╭──

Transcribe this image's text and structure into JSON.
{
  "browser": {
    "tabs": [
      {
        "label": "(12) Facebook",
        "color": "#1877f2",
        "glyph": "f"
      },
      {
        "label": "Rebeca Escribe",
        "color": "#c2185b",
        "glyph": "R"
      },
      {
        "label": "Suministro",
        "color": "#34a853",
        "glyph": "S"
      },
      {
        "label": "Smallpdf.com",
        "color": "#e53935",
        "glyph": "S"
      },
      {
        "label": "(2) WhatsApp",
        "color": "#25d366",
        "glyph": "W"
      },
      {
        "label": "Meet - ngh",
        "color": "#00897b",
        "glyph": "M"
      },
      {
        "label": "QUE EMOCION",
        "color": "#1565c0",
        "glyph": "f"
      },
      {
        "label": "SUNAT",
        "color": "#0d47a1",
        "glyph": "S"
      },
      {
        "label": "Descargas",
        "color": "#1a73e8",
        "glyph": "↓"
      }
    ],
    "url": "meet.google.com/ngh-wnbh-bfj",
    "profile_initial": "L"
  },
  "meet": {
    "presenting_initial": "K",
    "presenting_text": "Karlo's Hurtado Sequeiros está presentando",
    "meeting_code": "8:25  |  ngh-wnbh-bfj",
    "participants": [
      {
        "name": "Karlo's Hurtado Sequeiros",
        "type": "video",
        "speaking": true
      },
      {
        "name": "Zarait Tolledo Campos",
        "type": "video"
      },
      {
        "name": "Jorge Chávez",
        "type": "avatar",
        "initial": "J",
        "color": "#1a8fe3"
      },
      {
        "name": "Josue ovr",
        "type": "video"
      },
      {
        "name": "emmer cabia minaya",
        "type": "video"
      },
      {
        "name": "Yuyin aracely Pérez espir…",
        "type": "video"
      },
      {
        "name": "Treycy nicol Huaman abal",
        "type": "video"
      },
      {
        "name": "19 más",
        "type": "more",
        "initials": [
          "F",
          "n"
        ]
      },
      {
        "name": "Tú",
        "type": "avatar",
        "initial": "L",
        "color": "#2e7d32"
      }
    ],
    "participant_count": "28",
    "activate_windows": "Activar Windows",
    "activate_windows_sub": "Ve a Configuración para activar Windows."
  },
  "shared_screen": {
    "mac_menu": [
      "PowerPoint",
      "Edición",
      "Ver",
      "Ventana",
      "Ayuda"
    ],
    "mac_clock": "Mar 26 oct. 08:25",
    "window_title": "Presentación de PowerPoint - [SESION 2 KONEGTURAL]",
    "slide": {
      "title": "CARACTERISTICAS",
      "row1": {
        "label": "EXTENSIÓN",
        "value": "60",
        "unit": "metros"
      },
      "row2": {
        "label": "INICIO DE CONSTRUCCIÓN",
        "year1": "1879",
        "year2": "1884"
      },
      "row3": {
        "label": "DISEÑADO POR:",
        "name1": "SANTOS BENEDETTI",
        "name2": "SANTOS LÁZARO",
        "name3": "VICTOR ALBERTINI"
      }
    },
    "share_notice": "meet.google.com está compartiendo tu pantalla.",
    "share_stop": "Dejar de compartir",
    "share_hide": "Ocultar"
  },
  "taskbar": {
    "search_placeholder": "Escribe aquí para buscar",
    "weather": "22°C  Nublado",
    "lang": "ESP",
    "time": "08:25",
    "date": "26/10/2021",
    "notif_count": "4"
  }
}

╰──

The records above should be duplicated in full, exactly as given.

Output for this task –
Transcribe this image's text and structure into JSON.
{
  "browser": {
    "tabs": [
      {
        "label": "(12) Facebook",
        "color": "#1877f2",
        "glyph": "f"
      },
      {
        "label": "Rebeca Escribe",
        "color": "#c2185b",
        "glyph": "R"
      },
      {
        "label": "Suministro",
        "color": "#34a853",
        "glyph": "S"
      },
      {
        "label": "Smallpdf.com",
        "color": "#e53935",
        "glyph": "S"
      },
      {
        "label": "(2) WhatsApp",
        "color": "#25d366",
        "glyph": "W"
      },
      {
        "label": "Meet - ngh",
        "color": "#00897b",
        "glyph": "M"
      },
      {
        "label": "QUE EMOCION",
        "color": "#1565c0",
        "glyph": "f"
      },
      {
        "label": "SUNAT",
        "color": "#0d47a1",
        "glyph": "S"
      },
      {
        "label": "Descargas",
        "color": "#1a73e8",
        "glyph": "↓"
      }
    ],
    "url": "meet.google.com/ngh-wnbh-bfj",
    "profile_initial": "L"
  },
  "meet": {
    "presenting_initial": "K",
    "presenting_text": "Karlo's Hurtado Sequeiros está presentando",
    "meeting_code": "8:25  |  ngh-wnbh-bfj",
    "participants": [
      {
        "name": "Karlo's Hurtado Sequeiros",
        "type": "video",
        "speaking": true
      },
      {
        "name": "Zarait Tolledo Campos",
        "type": "video"
      },
      {
        "name": "Jorge Chávez",
        "type": "avatar",
        "initial": "J",
        "color": "#1a8fe3"
      },
      {
        "name": "Josue ovr",
        "type": "video"
      },
      {
        "name": "emmer cabia minaya",
        "type": "video"
      },
      {
        "name": "Yuyin aracely Pérez espir…",
        "type": "video"
      },
      {
        "name": "Treycy nicol Huaman abal",
        "type": "video"
      },
      {
        "name": "19 más",
        "type": "more",
        "initials": [
          "F",
          "n"
        ]
      },
      {
        "name": "Tú",
        "type": "avatar",
        "initial": "L",
        "color": "#2e7d32"
      }
    ],
    "participant_count": "28",
    "activate_windows": "Activar Windows",
    "activate_windows_sub": "Ve a Configuración para activar Windows."
  },
  "shared_screen": {
    "mac_menu": [
      "PowerPoint",
      "Edición",
      "Ver",
      "Ventana",
      "Ayuda"
    ],
    "mac_clock": "Mar 26 oct. 08:25",
    "window_title": "Presentación de PowerPoint - [SESION 2 KONEGTURAL]",
    "slide": {
      "title": "CARACTERISTICAS",
      "row1": {
        "label": "EXTENSIÓN",
        "value": "60",
        "unit": "metros"
      },
      "row2": {
        "label": "INICIO DE CONSTRUCCIÓN",
        "year1": "1879",
        "year2": "1884"
      },
      "row3": {
        "label": "DISEÑADO POR:",
        "name1": "SANTOS BENEDETTI",
        "name2": "SANTOS LÁZARO",
        "name3": "VICTOR ALBERTINI"
      }
    },
    "share_notice": "meet.google.com está compartiendo tu pantalla.",
    "share_stop": "Dejar de compartir",
    "share_hide": "Ocultar"
  },
  "taskbar": {
    "search_placeholder": "Escribe aquí para buscar",
    "weather": "22°C  Nublado",
    "lang": "ESP",
    "time": "08:25",
    "date": "26/10/2021",
    "notif_count": "4"
  }
}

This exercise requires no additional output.